- **Task**:
Repeat each record exactly as written, and drop any images.

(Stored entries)
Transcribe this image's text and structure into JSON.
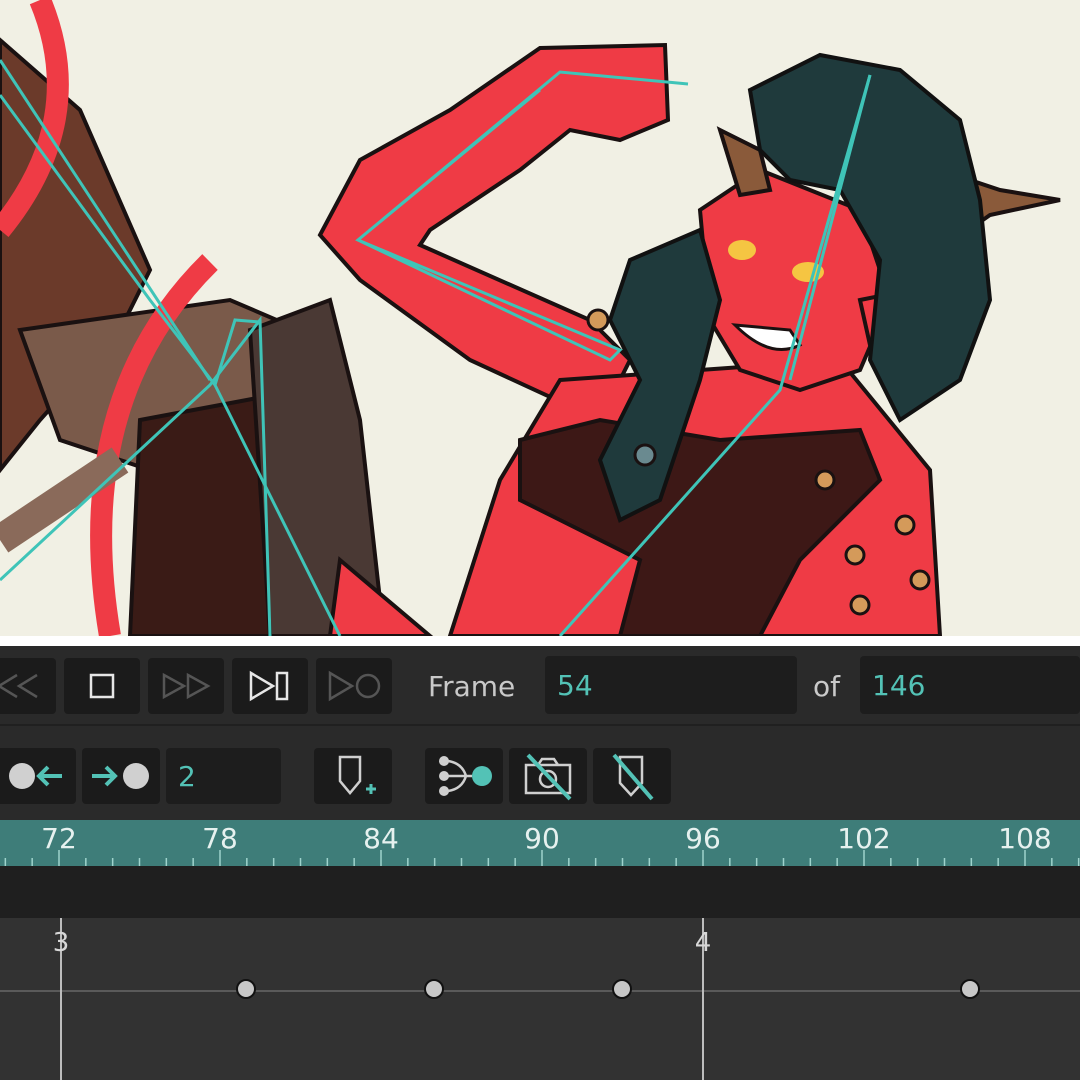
{
  "transport": {
    "frame_label": "Frame",
    "current_frame": "54",
    "of_label": "of",
    "total_frames": "146",
    "icons": [
      "rewind-icon",
      "stop-icon",
      "fast-forward-icon",
      "step-to-end-icon",
      "step-to-keyframe-icon"
    ]
  },
  "keyframe_tools": {
    "step_value": "2",
    "icons": [
      "prev-keyframe-icon",
      "next-keyframe-icon",
      "add-keyframe-icon",
      "bone-tree-icon",
      "camera-off-icon",
      "keyframe-off-icon"
    ]
  },
  "ruler": {
    "ticks": [
      "72",
      "78",
      "84",
      "90",
      "96",
      "102",
      "108"
    ]
  },
  "track": {
    "markers": [
      "3",
      "4"
    ],
    "keyframe_count": 4
  },
  "colors": {
    "accent": "#53c2b6",
    "ruler": "#3e7d79",
    "canvas": "#f1f0e4",
    "skin": "#ef3b45",
    "bone": "#3fc4b8"
  }
}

- **Result below**:
Transcribe this image's text and structure into JSON.
{
  "transport": {
    "frame_label": "Frame",
    "current_frame": "54",
    "of_label": "of",
    "total_frames": "146",
    "icons": [
      "rewind-icon",
      "stop-icon",
      "fast-forward-icon",
      "step-to-end-icon",
      "step-to-keyframe-icon"
    ]
  },
  "keyframe_tools": {
    "step_value": "2",
    "icons": [
      "prev-keyframe-icon",
      "next-keyframe-icon",
      "add-keyframe-icon",
      "bone-tree-icon",
      "camera-off-icon",
      "keyframe-off-icon"
    ]
  },
  "ruler": {
    "ticks": [
      "72",
      "78",
      "84",
      "90",
      "96",
      "102",
      "108"
    ]
  },
  "track": {
    "markers": [
      "3",
      "4"
    ],
    "keyframe_count": 4
  },
  "colors": {
    "accent": "#53c2b6",
    "ruler": "#3e7d79",
    "canvas": "#f1f0e4",
    "skin": "#ef3b45",
    "bone": "#3fc4b8"
  }
}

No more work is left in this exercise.